■ STATED EXERCISE
Repeat the records exactly. Every line must match.

■ SUPPLIED DATA
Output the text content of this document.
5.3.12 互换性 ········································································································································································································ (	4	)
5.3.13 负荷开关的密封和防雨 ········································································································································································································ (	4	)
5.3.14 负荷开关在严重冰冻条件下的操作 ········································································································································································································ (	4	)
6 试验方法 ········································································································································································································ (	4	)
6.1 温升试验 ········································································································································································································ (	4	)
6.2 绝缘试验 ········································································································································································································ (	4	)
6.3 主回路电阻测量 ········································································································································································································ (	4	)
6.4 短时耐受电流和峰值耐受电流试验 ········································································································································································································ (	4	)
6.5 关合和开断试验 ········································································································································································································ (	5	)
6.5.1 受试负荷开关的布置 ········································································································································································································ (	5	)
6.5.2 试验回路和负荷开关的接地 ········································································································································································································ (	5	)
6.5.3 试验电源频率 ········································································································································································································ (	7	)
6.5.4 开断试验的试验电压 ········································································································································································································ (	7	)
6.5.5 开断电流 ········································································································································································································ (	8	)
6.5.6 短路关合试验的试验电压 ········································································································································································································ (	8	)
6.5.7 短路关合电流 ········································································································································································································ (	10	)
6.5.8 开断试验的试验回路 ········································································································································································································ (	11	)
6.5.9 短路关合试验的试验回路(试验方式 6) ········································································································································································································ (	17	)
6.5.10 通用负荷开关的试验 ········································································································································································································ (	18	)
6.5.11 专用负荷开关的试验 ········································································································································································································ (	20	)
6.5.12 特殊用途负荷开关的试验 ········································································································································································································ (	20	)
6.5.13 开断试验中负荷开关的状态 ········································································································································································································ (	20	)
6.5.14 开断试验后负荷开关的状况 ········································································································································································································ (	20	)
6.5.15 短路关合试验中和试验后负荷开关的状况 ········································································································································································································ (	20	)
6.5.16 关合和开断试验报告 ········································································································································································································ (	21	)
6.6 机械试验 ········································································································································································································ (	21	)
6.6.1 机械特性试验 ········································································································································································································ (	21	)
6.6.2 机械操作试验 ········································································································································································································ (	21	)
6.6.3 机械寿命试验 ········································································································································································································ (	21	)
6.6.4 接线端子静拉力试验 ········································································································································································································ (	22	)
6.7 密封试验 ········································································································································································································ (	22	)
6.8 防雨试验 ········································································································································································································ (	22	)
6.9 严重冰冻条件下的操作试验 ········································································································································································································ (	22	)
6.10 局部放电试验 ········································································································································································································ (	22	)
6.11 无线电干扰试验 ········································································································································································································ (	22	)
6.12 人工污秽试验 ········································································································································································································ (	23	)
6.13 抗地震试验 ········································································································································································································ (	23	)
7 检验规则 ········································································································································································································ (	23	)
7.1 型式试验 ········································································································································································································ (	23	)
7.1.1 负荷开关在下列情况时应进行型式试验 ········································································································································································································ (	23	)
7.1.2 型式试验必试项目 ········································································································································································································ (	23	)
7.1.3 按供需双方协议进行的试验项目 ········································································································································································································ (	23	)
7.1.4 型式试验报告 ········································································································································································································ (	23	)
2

■ ANSWER BELOW
Output the text content of this document.
5.3.12 互换性 ········································································································································································································ (	4	)
5.3.13 负荷开关的密封和防雨 ········································································································································································································ (	4	)
5.3.14 负荷开关在严重冰冻条件下的操作 ········································································································································································································ (	4	)
6 试验方法 ········································································································································································································ (	4	)
6.1 温升试验 ········································································································································································································ (	4	)
6.2 绝缘试验 ········································································································································································································ (	4	)
6.3 主回路电阻测量 ········································································································································································································ (	4	)
6.4 短时耐受电流和峰值耐受电流试验 ········································································································································································································ (	4	)
6.5 关合和开断试验 ········································································································································································································ (	5	)
6.5.1 受试负荷开关的布置 ········································································································································································································ (	5	)
6.5.2 试验回路和负荷开关的接地 ········································································································································································································ (	5	)
6.5.3 试验电源频率 ········································································································································································································ (	7	)
6.5.4 开断试验的试验电压 ········································································································································································································ (	7	)
6.5.5 开断电流 ········································································································································································································ (	8	)
6.5.6 短路关合试验的试验电压 ········································································································································································································ (	8	)
6.5.7 短路关合电流 ········································································································································································································ (	10	)
6.5.8 开断试验的试验回路 ········································································································································································································ (	11	)
6.5.9 短路关合试验的试验回路(试验方式 6) ········································································································································································································ (	17	)
6.5.10 通用负荷开关的试验 ········································································································································································································ (	18	)
6.5.11 专用负荷开关的试验 ········································································································································································································ (	20	)
6.5.12 特殊用途负荷开关的试验 ········································································································································································································ (	20	)
6.5.13 开断试验中负荷开关的状态 ········································································································································································································ (	20	)
6.5.14 开断试验后负荷开关的状况 ········································································································································································································ (	20	)
6.5.15 短路关合试验中和试验后负荷开关的状况 ········································································································································································································ (	20	)
6.5.16 关合和开断试验报告 ········································································································································································································ (	21	)
6.6 机械试验 ········································································································································································································ (	21	)
6.6.1 机械特性试验 ········································································································································································································ (	21	)
6.6.2 机械操作试验 ········································································································································································································ (	21	)
6.6.3 机械寿命试验 ········································································································································································································ (	21	)
6.6.4 接线端子静拉力试验 ········································································································································································································ (	22	)
6.7 密封试验 ········································································································································································································ (	22	)
6.8 防雨试验 ········································································································································································································ (	22	)
6.9 严重冰冻条件下的操作试验 ········································································································································································································ (	22	)
6.10 局部放电试验 ········································································································································································································ (	22	)
6.11 无线电干扰试验 ········································································································································································································ (	22	)
6.12 人工污秽试验 ········································································································································································································ (	23	)
6.13 抗地震试验 ········································································································································································································ (	23	)
7 检验规则 ········································································································································································································ (	23	)
7.1 型式试验 ········································································································································································································ (	23	)
7.1.1 负荷开关在下列情况时应进行型式试验 ········································································································································································································ (	23	)
7.1.2 型式试验必试项目 ········································································································································································································ (	23	)
7.1.3 按供需双方协议进行的试验项目 ········································································································································································································ (	23	)
7.1.4 型式试验报告 ········································································································································································································ (	23	)
2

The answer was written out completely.